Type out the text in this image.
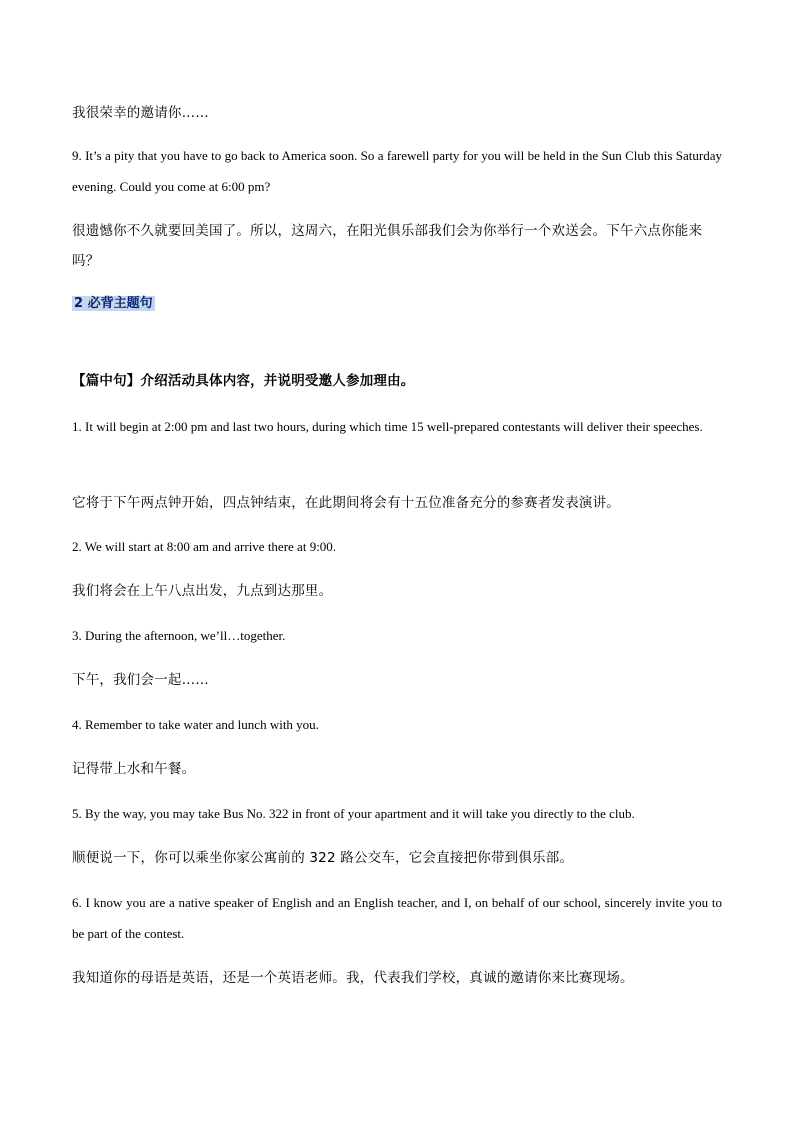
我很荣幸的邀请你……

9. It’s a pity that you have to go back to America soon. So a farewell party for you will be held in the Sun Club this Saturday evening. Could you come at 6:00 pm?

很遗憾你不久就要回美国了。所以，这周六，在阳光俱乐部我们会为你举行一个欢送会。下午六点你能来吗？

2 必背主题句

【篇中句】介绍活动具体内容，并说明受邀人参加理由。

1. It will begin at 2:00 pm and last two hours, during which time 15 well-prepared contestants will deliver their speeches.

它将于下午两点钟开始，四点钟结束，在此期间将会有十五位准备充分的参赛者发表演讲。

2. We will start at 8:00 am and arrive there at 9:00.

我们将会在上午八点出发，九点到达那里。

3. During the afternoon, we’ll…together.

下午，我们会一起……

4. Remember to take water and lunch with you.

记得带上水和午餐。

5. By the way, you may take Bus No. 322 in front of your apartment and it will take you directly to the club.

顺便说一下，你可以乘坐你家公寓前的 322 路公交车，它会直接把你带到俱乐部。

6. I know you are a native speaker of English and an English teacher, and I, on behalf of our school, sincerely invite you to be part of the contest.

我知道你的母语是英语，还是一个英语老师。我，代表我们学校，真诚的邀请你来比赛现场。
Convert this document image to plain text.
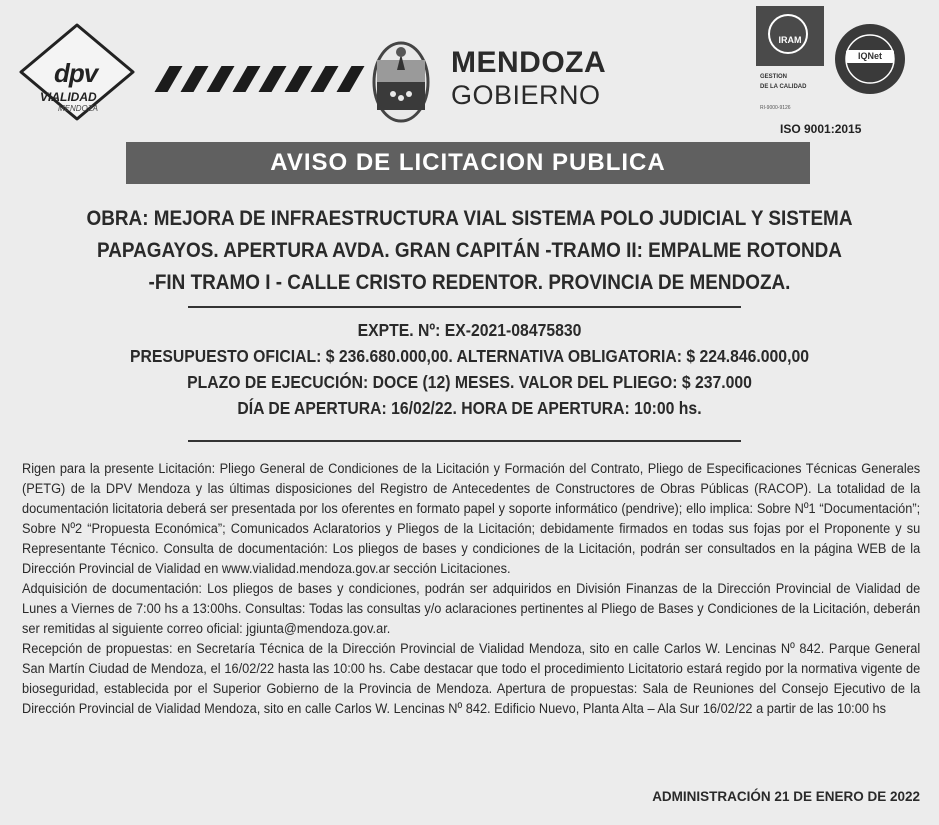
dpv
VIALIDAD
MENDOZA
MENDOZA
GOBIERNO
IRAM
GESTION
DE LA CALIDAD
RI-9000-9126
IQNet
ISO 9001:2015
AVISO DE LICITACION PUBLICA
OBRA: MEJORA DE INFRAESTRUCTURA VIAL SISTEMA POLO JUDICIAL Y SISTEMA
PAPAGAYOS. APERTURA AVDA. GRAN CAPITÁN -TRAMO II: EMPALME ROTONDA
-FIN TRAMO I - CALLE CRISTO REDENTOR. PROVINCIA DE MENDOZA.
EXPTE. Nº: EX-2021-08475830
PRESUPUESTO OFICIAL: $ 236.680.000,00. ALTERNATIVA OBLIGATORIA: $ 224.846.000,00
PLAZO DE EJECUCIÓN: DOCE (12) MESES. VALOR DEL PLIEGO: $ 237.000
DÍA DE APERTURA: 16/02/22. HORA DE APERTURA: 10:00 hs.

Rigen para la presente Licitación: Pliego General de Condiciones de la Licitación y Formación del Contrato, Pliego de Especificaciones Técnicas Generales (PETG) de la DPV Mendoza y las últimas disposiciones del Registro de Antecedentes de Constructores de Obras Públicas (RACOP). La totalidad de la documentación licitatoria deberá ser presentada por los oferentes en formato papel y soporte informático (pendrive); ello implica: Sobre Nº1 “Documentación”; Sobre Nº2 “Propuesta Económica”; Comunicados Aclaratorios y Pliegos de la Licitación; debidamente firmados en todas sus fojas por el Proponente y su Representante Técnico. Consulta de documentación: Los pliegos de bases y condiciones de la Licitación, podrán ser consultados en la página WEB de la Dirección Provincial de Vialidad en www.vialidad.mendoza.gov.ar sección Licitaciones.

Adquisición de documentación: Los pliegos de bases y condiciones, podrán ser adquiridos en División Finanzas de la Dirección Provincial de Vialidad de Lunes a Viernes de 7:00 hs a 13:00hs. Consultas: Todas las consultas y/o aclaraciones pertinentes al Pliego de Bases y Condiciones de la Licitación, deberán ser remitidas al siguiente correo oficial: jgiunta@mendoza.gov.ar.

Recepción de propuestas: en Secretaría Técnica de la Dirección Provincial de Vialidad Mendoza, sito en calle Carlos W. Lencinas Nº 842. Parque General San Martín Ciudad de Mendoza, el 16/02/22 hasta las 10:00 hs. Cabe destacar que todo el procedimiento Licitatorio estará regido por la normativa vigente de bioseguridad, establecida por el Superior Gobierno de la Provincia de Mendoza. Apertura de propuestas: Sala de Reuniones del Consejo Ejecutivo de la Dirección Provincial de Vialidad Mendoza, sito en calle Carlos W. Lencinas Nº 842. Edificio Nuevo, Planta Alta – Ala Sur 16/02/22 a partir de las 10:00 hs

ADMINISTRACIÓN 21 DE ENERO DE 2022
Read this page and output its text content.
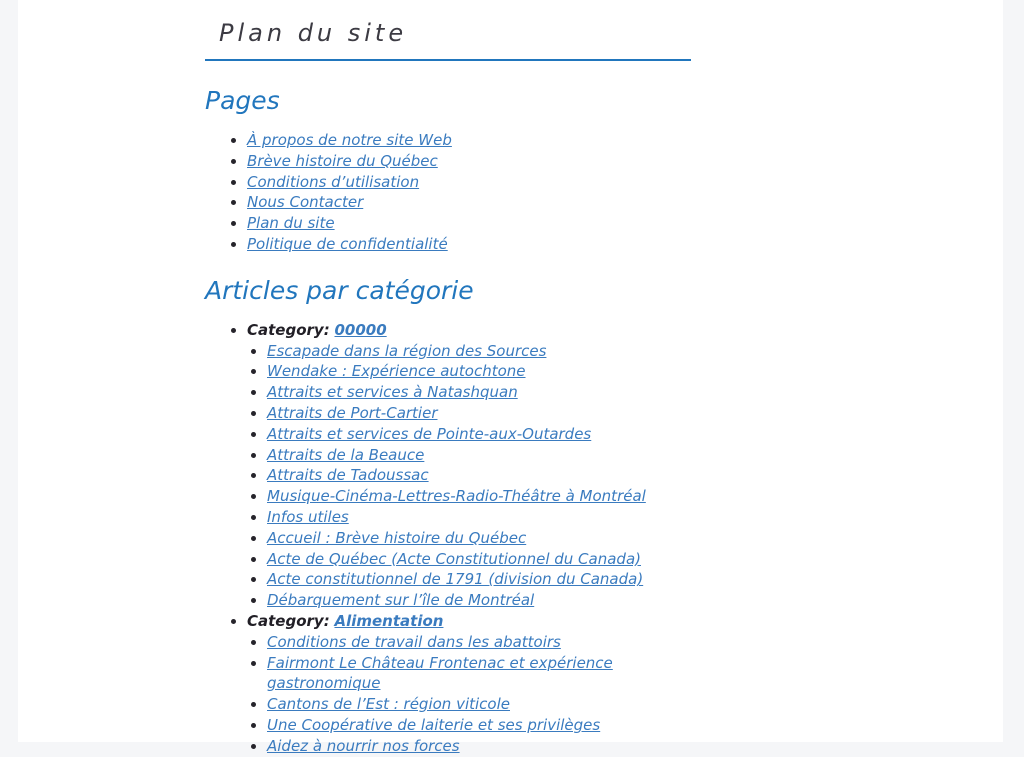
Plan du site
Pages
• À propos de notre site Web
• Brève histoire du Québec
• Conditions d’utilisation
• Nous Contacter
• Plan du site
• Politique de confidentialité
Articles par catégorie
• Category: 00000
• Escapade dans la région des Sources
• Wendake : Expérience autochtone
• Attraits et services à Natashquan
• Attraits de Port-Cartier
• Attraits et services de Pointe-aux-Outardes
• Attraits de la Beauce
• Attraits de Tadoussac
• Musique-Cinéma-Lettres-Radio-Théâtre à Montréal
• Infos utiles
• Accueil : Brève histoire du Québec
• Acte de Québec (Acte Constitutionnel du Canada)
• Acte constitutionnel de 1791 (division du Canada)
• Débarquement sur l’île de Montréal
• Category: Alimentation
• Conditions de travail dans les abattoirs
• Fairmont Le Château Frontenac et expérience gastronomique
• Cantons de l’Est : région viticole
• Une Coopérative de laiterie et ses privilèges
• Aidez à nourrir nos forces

**TASK OBJECTIVE**
Using the records above, extract exactly and only the lines from the one with "Read this page and output its text content." through the final line, inclusive, leaving out pictures.

**EXERCISE RESPONSE**
Read this page and output its text content.
Plan du site
Pages
• À propos de notre site Web
• Brève histoire du Québec
• Conditions d’utilisation
• Nous Contacter
• Plan du site
• Politique de confidentialité
Articles par catégorie
• Category: 00000
• Escapade dans la région des Sources
• Wendake : Expérience autochtone
• Attraits et services à Natashquan
• Attraits de Port-Cartier
• Attraits et services de Pointe-aux-Outardes
• Attraits de la Beauce
• Attraits de Tadoussac
• Musique-Cinéma-Lettres-Radio-Théâtre à Montréal
• Infos utiles
• Accueil : Brève histoire du Québec
• Acte de Québec (Acte Constitutionnel du Canada)
• Acte constitutionnel de 1791 (division du Canada)
• Débarquement sur l’île de Montréal
• Category: Alimentation
• Conditions de travail dans les abattoirs
• Fairmont Le Château Frontenac et expérience gastronomique
• Cantons de l’Est : région viticole
• Une Coopérative de laiterie et ses privilèges
• Aidez à nourrir nos forces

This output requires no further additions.